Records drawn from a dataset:
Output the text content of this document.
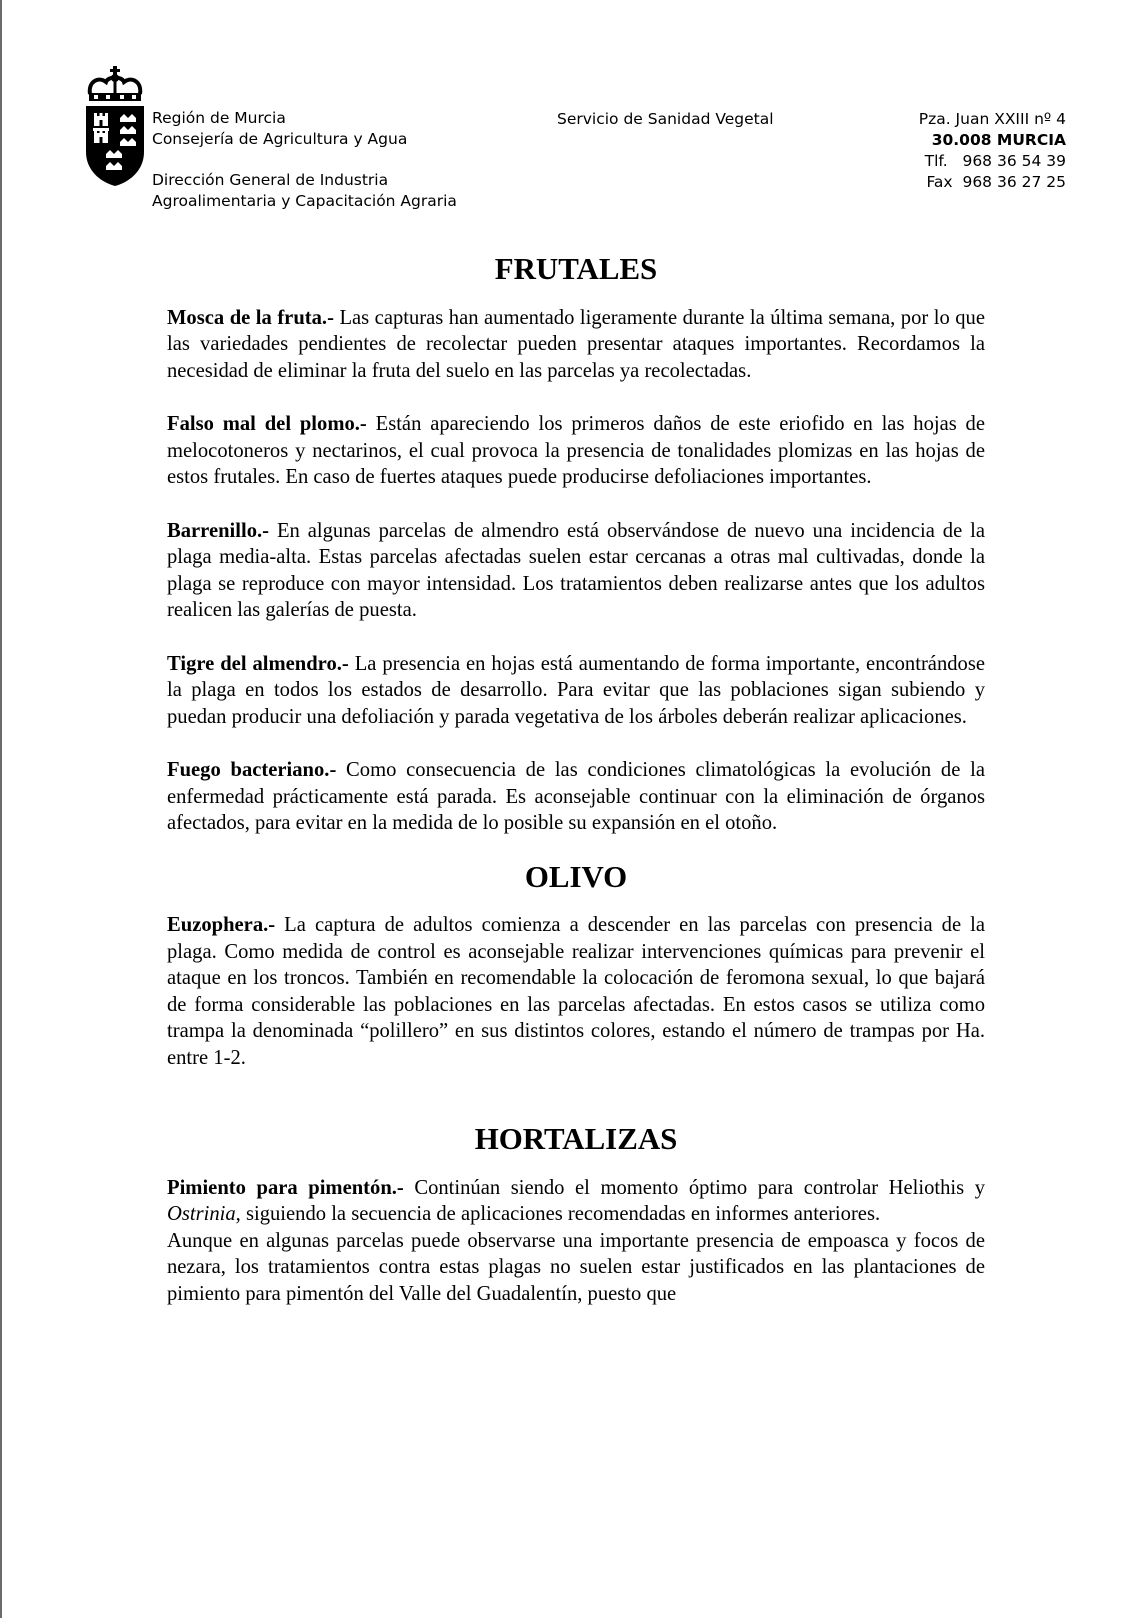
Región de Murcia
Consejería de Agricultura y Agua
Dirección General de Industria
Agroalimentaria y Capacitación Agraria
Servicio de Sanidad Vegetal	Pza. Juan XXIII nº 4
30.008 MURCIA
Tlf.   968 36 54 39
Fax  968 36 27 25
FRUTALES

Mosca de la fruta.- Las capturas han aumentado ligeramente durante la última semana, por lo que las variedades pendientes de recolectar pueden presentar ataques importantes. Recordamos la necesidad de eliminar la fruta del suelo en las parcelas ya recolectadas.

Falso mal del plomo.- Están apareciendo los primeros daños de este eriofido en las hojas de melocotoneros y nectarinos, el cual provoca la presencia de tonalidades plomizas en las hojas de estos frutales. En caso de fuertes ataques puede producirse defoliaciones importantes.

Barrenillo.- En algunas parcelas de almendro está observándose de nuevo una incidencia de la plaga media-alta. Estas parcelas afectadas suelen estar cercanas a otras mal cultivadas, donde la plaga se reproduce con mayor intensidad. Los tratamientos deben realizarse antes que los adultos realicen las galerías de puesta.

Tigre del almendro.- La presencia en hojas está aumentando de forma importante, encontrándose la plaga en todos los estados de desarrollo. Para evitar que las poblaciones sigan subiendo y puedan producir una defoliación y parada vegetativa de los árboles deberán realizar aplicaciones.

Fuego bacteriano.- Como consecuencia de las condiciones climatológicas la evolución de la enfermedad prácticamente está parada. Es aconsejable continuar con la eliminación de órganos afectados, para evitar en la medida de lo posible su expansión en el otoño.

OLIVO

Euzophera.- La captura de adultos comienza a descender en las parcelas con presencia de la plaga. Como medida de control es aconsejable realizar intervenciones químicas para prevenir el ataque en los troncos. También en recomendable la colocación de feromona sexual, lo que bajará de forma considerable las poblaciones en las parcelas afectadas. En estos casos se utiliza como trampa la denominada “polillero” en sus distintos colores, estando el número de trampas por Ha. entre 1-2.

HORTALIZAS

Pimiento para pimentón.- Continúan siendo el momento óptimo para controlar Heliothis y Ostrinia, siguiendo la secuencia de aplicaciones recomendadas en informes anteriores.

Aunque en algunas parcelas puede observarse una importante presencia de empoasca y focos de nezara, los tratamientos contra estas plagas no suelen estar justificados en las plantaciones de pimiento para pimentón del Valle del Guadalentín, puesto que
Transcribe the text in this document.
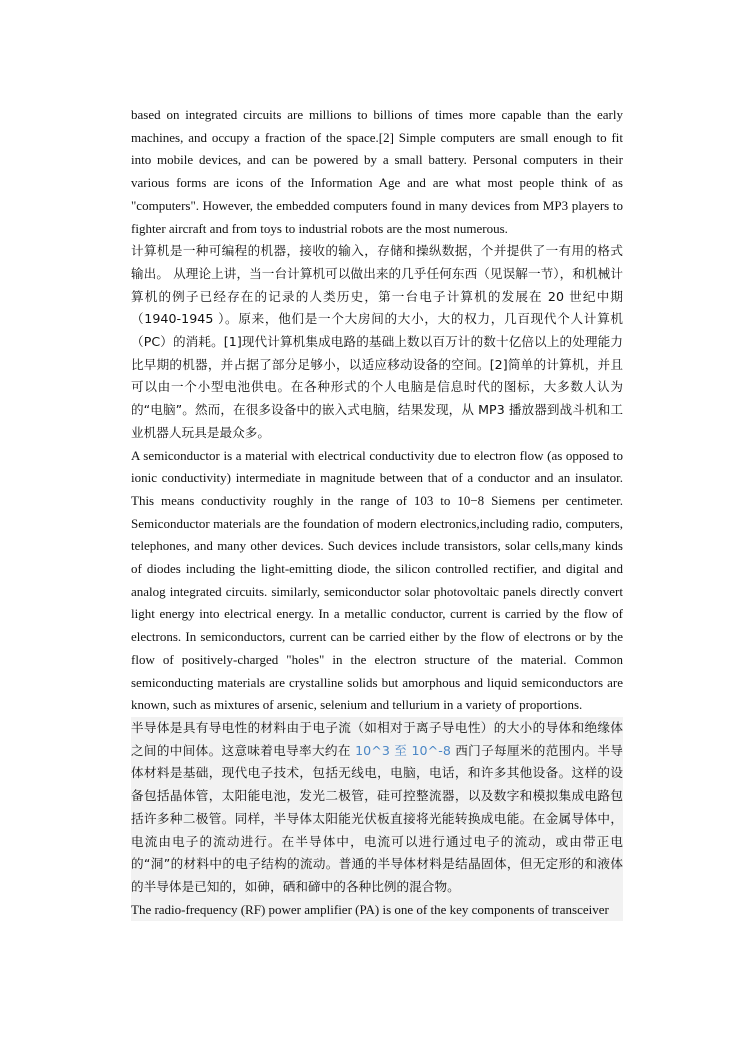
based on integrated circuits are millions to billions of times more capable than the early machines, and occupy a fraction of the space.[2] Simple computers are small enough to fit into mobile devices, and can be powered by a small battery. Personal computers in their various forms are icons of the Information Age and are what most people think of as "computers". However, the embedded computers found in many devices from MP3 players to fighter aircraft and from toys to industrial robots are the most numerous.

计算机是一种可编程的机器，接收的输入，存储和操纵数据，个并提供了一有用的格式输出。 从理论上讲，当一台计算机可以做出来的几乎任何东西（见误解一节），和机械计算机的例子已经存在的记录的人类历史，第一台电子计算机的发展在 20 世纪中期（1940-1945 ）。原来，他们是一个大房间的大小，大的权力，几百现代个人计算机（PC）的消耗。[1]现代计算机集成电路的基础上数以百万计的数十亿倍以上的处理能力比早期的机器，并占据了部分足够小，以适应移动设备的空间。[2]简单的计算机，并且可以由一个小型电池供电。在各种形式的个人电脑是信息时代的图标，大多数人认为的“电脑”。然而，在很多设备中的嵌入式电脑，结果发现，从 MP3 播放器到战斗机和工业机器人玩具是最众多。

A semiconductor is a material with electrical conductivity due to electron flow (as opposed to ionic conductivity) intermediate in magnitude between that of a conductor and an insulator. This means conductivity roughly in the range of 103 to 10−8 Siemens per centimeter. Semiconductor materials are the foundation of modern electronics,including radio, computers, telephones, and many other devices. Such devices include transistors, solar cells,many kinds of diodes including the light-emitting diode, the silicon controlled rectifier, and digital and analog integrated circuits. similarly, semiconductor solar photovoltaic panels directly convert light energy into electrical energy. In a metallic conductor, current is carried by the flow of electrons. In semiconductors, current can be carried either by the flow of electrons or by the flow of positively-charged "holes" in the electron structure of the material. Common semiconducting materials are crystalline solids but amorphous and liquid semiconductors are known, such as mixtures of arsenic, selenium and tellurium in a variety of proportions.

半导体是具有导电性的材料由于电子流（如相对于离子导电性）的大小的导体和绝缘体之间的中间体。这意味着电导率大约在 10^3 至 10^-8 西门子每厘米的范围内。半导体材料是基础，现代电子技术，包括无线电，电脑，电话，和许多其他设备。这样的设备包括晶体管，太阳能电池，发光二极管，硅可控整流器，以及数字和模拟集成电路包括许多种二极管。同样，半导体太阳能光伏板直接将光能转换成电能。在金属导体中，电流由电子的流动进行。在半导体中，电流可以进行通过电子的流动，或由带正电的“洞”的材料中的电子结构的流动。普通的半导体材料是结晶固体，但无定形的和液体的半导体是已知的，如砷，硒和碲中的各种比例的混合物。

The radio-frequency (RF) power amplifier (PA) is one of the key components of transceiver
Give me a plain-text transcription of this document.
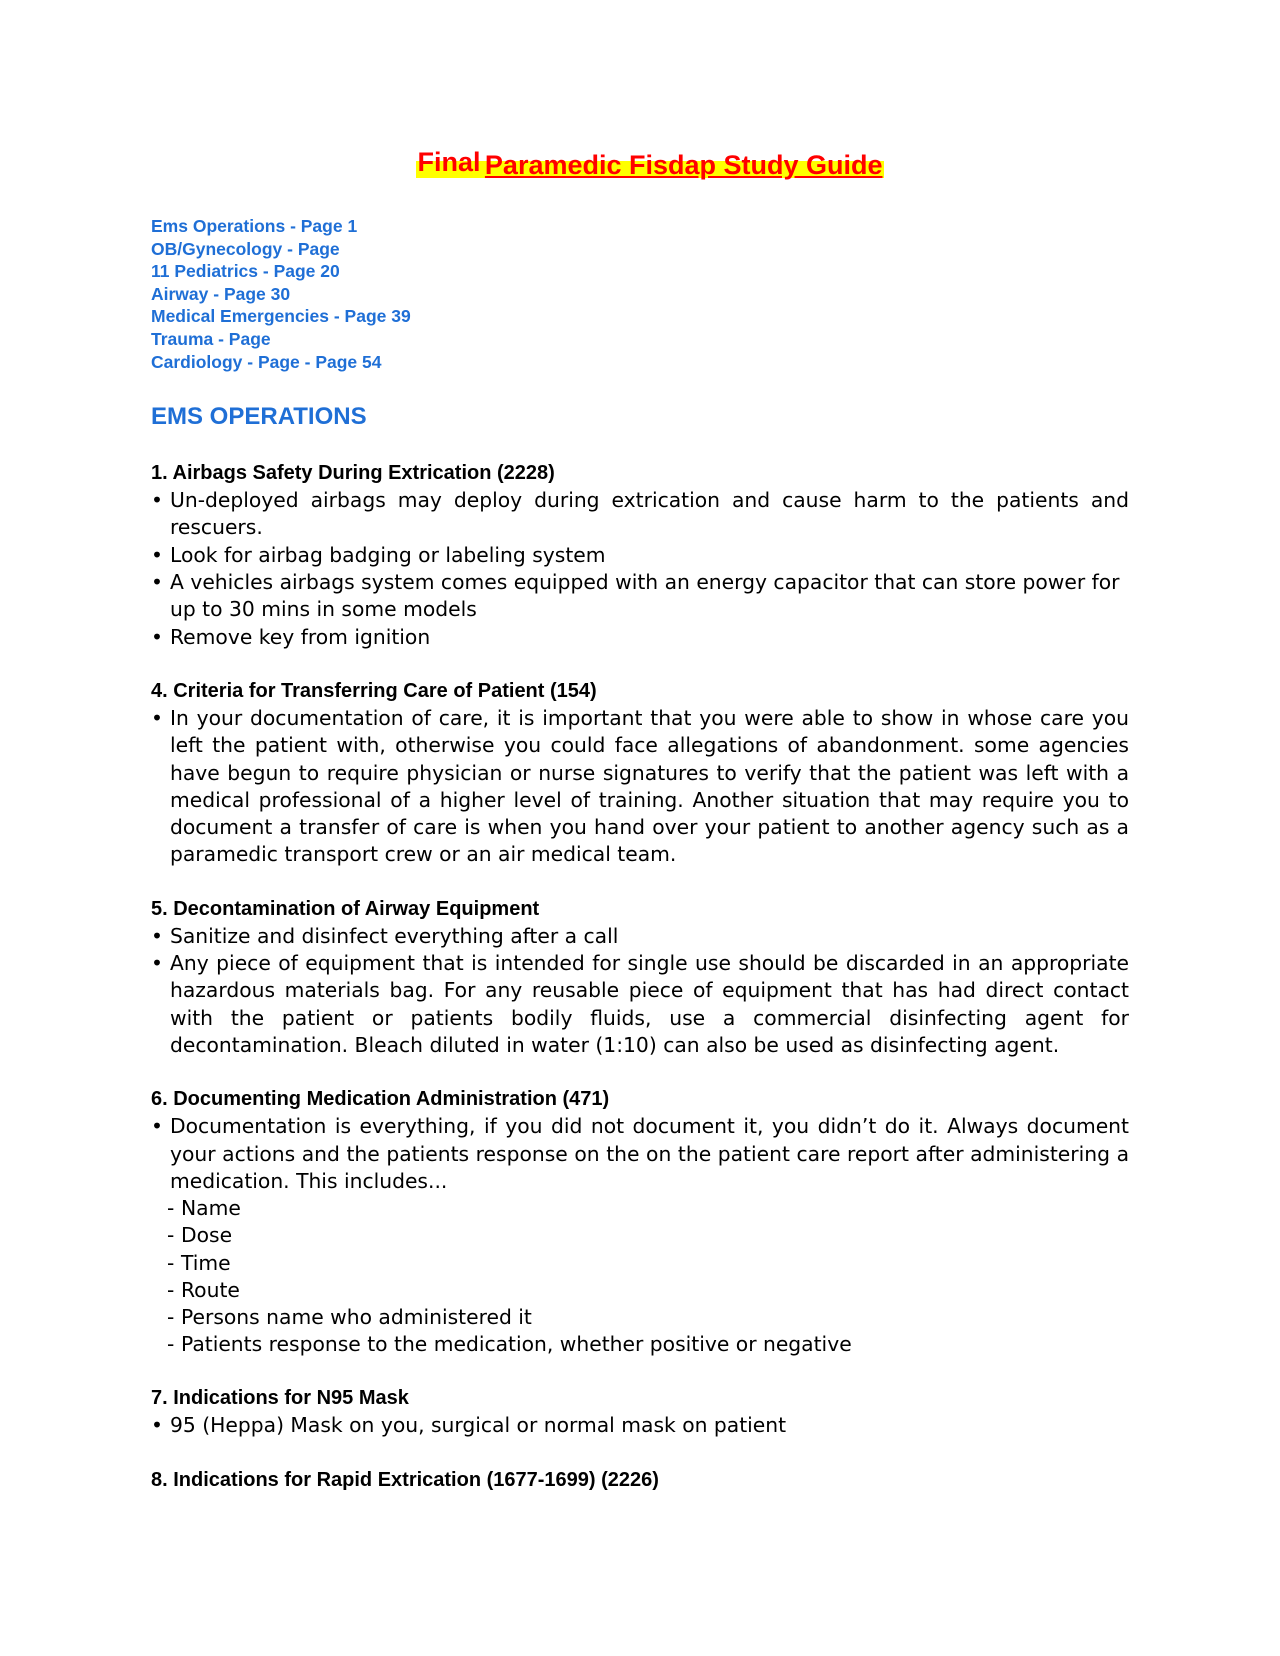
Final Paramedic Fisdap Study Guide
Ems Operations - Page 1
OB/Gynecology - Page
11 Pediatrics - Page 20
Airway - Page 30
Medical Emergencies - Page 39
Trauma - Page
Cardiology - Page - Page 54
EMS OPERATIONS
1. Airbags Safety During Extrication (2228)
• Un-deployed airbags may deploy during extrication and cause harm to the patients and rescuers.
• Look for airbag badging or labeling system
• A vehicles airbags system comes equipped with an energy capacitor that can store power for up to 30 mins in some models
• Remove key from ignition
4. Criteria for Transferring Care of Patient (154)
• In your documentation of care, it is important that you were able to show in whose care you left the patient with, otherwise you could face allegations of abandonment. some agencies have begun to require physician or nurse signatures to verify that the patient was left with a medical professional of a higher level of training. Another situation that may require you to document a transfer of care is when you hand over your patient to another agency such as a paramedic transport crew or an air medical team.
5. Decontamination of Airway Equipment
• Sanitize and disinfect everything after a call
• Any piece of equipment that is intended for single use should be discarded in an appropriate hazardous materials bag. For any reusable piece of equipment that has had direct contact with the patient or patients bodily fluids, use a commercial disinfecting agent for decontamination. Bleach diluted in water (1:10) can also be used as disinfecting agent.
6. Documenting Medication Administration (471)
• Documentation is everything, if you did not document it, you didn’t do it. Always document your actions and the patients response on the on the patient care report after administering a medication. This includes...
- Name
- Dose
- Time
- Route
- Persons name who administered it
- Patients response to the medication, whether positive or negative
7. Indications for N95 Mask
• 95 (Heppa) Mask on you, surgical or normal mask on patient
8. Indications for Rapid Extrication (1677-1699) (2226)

EXERCISE BRIEF: Return the records verbatim, minus pictures.

REPLY:
Output the text content of this document.
Región de Murcia
Consejería de Agricultura y Agua
Dirección General de Industria
Agroalimentaria y Capacitación Agraria
Servicio de Sanidad Vegetal	Pza. Juan XXIII nº 4
30.008 MURCIA
Tlf.   968 36 54 39
Fax  968 36 27 25
FRUTALES

Mosca de la fruta.- Las capturas han aumentado ligeramente durante la última semana, por lo que las variedades pendientes de recolectar pueden presentar ataques importantes. Recordamos la necesidad de eliminar la fruta del suelo en las parcelas ya recolectadas.

Falso mal del plomo.- Están apareciendo los primeros daños de este eriofido en las hojas de melocotoneros y nectarinos, el cual provoca la presencia de tonalidades plomizas en las hojas de estos frutales. En caso de fuertes ataques puede producirse defoliaciones importantes.

Barrenillo.- En algunas parcelas de almendro está observándose de nuevo una incidencia de la plaga media-alta. Estas parcelas afectadas suelen estar cercanas a otras mal cultivadas, donde la plaga se reproduce con mayor intensidad. Los tratamientos deben realizarse antes que los adultos realicen las galerías de puesta.

Tigre del almendro.- La presencia en hojas está aumentando de forma importante, encontrándose la plaga en todos los estados de desarrollo. Para evitar que las poblaciones sigan subiendo y puedan producir una defoliación y parada vegetativa de los árboles deberán realizar aplicaciones.

Fuego bacteriano.- Como consecuencia de las condiciones climatológicas la evolución de la enfermedad prácticamente está parada. Es aconsejable continuar con la eliminación de órganos afectados, para evitar en la medida de lo posible su expansión en el otoño.

OLIVO

Euzophera.- La captura de adultos comienza a descender en las parcelas con presencia de la plaga. Como medida de control es aconsejable realizar intervenciones químicas para prevenir el ataque en los troncos. También en recomendable la colocación de feromona sexual, lo que bajará de forma considerable las poblaciones en las parcelas afectadas. En estos casos se utiliza como trampa la denominada “polillero” en sus distintos colores, estando el número de trampas por Ha. entre 1-2.

HORTALIZAS

Pimiento para pimentón.- Continúan siendo el momento óptimo para controlar Heliothis y Ostrinia, siguiendo la secuencia de aplicaciones recomendadas en informes anteriores.

Aunque en algunas parcelas puede observarse una importante presencia de empoasca y focos de nezara, los tratamientos contra estas plagas no suelen estar justificados en las plantaciones de pimiento para pimentón del Valle del Guadalentín, puesto que
Transcribe the text in this document.
based on integrated circuits are millions to billions of times more capable than the early machines, and occupy a fraction of the space.[2] Simple computers are small enough to fit into mobile devices, and can be powered by a small battery. Personal computers in their various forms are icons of the Information Age and are what most people think of as "computers". However, the embedded computers found in many devices from MP3 players to fighter aircraft and from toys to industrial robots are the most numerous.

计算机是一种可编程的机器，接收的输入，存储和操纵数据，个并提供了一有用的格式输出。 从理论上讲，当一台计算机可以做出来的几乎任何东西（见误解一节），和机械计算机的例子已经存在的记录的人类历史，第一台电子计算机的发展在 20 世纪中期（1940-1945 ）。原来，他们是一个大房间的大小，大的权力，几百现代个人计算机（PC）的消耗。[1]现代计算机集成电路的基础上数以百万计的数十亿倍以上的处理能力比早期的机器，并占据了部分足够小，以适应移动设备的空间。[2]简单的计算机，并且可以由一个小型电池供电。在各种形式的个人电脑是信息时代的图标，大多数人认为的“电脑”。然而，在很多设备中的嵌入式电脑，结果发现，从 MP3 播放器到战斗机和工业机器人玩具是最众多。

A semiconductor is a material with electrical conductivity due to electron flow (as opposed to ionic conductivity) intermediate in magnitude between that of a conductor and an insulator. This means conductivity roughly in the range of 103 to 10−8 Siemens per centimeter. Semiconductor materials are the foundation of modern electronics,including radio, computers, telephones, and many other devices. Such devices include transistors, solar cells,many kinds of diodes including the light-emitting diode, the silicon controlled rectifier, and digital and analog integrated circuits. similarly, semiconductor solar photovoltaic panels directly convert light energy into electrical energy. In a metallic conductor, current is carried by the flow of electrons. In semiconductors, current can be carried either by the flow of electrons or by the flow of positively-charged "holes" in the electron structure of the material. Common semiconducting materials are crystalline solids but amorphous and liquid semiconductors are known, such as mixtures of arsenic, selenium and tellurium in a variety of proportions.

半导体是具有导电性的材料由于电子流（如相对于离子导电性）的大小的导体和绝缘体之间的中间体。这意味着电导率大约在 10^3 至 10^-8 西门子每厘米的范围内。半导体材料是基础，现代电子技术，包括无线电，电脑，电话，和许多其他设备。这样的设备包括晶体管，太阳能电池，发光二极管，硅可控整流器，以及数字和模拟集成电路包括许多种二极管。同样，半导体太阳能光伏板直接将光能转换成电能。在金属导体中，电流由电子的流动进行。在半导体中，电流可以进行通过电子的流动，或由带正电的“洞”的材料中的电子结构的流动。普通的半导体材料是结晶固体，但无定形的和液体的半导体是已知的，如砷，硒和碲中的各种比例的混合物。

The radio-frequency (RF) power amplifier (PA) is one of the key components of transceiver
Give me a plain-text transcription of this document.
Final Paramedic Fisdap Study Guide
Ems Operations - Page 1
OB/Gynecology - Page
11 Pediatrics - Page 20
Airway - Page 30
Medical Emergencies - Page 39
Trauma - Page
Cardiology - Page - Page 54
EMS OPERATIONS
1. Airbags Safety During Extrication (2228)
• Un-deployed airbags may deploy during extrication and cause harm to the patients and rescuers.
• Look for airbag badging or labeling system
• A vehicles airbags system comes equipped with an energy capacitor that can store power for up to 30 mins in some models
• Remove key from ignition
4. Criteria for Transferring Care of Patient (154)
• In your documentation of care, it is important that you were able to show in whose care you left the patient with, otherwise you could face allegations of abandonment. some agencies have begun to require physician or nurse signatures to verify that the patient was left with a medical professional of a higher level of training. Another situation that may require you to document a transfer of care is when you hand over your patient to another agency such as a paramedic transport crew or an air medical team.
5. Decontamination of Airway Equipment
• Sanitize and disinfect everything after a call
• Any piece of equipment that is intended for single use should be discarded in an appropriate hazardous materials bag. For any reusable piece of equipment that has had direct contact with the patient or patients bodily fluids, use a commercial disinfecting agent for decontamination. Bleach diluted in water (1:10) can also be used as disinfecting agent.
6. Documenting Medication Administration (471)
• Documentation is everything, if you did not document it, you didn’t do it. Always document your actions and the patients response on the on the patient care report after administering a medication. This includes...
- Name
- Dose
- Time
- Route
- Persons name who administered it
- Patients response to the medication, whether positive or negative
7. Indications for N95 Mask
• 95 (Heppa) Mask on you, surgical or normal mask on patient
8. Indications for Rapid Extrication (1677-1699) (2226)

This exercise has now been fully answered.